Give the number of lines below that contain the word "Prior", and nothing else.

* [EXERCISE INPUT]
──────────
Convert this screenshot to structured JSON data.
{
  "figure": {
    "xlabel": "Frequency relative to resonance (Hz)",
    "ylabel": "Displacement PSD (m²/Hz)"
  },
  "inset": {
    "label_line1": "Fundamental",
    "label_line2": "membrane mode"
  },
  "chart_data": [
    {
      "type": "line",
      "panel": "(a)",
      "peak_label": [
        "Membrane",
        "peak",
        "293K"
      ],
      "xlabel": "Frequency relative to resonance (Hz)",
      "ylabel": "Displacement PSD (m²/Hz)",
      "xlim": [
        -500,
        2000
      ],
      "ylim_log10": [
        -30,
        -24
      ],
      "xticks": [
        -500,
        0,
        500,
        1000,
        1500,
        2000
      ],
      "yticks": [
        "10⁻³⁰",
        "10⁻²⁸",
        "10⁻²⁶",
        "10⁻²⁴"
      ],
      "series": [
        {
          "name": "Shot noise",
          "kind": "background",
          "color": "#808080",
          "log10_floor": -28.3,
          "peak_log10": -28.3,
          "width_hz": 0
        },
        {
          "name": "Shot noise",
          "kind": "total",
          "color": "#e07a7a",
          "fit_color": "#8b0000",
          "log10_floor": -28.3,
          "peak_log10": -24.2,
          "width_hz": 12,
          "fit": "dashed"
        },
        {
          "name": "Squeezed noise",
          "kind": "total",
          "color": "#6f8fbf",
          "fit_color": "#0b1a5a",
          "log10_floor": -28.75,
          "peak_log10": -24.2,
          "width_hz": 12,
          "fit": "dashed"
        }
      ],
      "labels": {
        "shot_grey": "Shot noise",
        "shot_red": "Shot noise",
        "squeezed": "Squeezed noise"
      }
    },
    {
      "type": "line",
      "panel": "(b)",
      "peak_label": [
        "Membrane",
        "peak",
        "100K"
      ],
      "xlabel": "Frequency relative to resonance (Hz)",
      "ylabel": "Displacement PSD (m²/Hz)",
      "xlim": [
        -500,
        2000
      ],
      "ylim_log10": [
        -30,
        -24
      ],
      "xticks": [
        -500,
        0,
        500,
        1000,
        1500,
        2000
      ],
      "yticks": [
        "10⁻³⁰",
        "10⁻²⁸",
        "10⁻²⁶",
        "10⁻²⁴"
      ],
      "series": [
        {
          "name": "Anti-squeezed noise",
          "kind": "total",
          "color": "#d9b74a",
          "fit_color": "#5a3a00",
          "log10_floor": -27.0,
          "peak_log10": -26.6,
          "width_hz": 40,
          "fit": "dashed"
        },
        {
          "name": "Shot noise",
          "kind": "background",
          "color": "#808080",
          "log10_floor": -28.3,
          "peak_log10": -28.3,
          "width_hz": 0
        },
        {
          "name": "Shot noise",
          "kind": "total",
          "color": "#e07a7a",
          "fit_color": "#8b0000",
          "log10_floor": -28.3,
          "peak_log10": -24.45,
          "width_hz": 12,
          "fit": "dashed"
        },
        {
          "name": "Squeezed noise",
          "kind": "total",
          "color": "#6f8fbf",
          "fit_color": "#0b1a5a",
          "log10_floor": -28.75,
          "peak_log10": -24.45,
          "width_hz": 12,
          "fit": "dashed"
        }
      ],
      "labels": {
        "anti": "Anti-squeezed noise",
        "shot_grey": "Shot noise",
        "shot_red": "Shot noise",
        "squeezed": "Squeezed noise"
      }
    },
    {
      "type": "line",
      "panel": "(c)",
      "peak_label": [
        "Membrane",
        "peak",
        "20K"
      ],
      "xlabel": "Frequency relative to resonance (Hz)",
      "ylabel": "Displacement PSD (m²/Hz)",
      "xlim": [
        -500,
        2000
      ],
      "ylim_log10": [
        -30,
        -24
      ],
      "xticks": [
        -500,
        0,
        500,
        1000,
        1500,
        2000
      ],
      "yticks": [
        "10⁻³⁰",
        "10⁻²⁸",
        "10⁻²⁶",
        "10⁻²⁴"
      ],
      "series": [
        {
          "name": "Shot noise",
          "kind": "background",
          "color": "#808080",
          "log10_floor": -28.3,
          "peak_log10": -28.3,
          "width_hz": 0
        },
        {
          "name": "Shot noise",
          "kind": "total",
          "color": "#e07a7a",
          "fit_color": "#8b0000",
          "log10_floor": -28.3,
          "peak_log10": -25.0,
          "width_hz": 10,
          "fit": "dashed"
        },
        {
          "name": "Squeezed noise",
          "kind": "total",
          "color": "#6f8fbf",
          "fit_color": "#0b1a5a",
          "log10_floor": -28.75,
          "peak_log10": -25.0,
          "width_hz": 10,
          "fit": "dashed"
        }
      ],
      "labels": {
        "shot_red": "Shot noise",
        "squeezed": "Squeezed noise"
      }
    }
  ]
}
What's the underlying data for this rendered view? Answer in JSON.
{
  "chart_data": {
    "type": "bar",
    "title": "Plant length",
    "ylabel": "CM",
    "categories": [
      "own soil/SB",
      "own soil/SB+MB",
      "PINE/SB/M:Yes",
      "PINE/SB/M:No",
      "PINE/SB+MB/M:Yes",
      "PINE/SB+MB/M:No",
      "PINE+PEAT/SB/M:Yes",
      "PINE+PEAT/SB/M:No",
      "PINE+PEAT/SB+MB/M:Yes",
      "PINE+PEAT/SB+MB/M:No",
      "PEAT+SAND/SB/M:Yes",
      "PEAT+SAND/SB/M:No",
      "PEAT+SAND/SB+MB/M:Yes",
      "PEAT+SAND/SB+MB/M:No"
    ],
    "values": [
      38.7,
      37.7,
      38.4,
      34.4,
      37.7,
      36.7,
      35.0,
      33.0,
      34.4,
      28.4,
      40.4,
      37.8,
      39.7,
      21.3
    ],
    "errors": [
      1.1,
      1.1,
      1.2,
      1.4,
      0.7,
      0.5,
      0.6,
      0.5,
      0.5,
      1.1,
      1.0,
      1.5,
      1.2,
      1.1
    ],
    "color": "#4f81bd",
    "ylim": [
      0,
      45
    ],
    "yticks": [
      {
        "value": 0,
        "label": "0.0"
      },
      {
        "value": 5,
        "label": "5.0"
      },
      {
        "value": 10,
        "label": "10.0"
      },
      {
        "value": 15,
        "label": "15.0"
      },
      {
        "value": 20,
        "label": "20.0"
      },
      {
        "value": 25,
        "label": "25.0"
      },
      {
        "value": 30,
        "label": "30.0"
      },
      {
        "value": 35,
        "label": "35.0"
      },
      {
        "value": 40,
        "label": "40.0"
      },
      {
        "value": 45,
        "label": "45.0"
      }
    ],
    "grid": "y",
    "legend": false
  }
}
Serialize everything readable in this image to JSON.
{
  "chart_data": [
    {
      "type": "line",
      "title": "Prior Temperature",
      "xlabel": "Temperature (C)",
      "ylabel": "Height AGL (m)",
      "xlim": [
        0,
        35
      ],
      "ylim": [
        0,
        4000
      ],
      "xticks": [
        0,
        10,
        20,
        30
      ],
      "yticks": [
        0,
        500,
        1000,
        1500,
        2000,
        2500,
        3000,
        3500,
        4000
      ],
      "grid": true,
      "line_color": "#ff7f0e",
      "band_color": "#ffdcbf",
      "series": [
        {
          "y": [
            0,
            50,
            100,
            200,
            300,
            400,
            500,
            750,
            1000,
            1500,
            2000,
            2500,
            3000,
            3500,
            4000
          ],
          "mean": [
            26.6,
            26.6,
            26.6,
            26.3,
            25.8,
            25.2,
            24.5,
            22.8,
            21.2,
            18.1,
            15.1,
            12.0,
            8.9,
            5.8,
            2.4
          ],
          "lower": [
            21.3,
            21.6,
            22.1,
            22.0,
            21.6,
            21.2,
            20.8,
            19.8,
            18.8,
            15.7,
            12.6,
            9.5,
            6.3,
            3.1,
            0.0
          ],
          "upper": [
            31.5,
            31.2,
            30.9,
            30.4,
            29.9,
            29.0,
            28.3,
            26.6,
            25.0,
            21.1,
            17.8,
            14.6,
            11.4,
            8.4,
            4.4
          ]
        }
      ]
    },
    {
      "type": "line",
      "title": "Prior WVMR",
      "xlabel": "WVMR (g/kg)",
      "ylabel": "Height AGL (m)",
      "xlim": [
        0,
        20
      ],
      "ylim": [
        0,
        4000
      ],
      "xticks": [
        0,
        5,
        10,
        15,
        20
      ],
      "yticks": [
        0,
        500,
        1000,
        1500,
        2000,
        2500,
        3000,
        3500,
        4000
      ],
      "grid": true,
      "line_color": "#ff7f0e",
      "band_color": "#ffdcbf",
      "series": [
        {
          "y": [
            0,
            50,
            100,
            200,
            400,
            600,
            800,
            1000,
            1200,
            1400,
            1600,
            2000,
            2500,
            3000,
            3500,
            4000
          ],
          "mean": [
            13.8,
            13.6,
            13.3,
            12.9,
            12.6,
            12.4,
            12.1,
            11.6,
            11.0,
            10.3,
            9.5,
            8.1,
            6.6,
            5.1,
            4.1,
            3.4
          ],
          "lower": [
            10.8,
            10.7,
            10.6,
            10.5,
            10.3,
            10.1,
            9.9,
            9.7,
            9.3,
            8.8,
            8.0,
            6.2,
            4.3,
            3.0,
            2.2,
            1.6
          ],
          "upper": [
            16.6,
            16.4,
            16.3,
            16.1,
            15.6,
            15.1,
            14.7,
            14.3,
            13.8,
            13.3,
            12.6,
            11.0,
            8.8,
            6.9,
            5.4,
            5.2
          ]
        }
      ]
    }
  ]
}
──────────
* [FINAL ANSWER] 2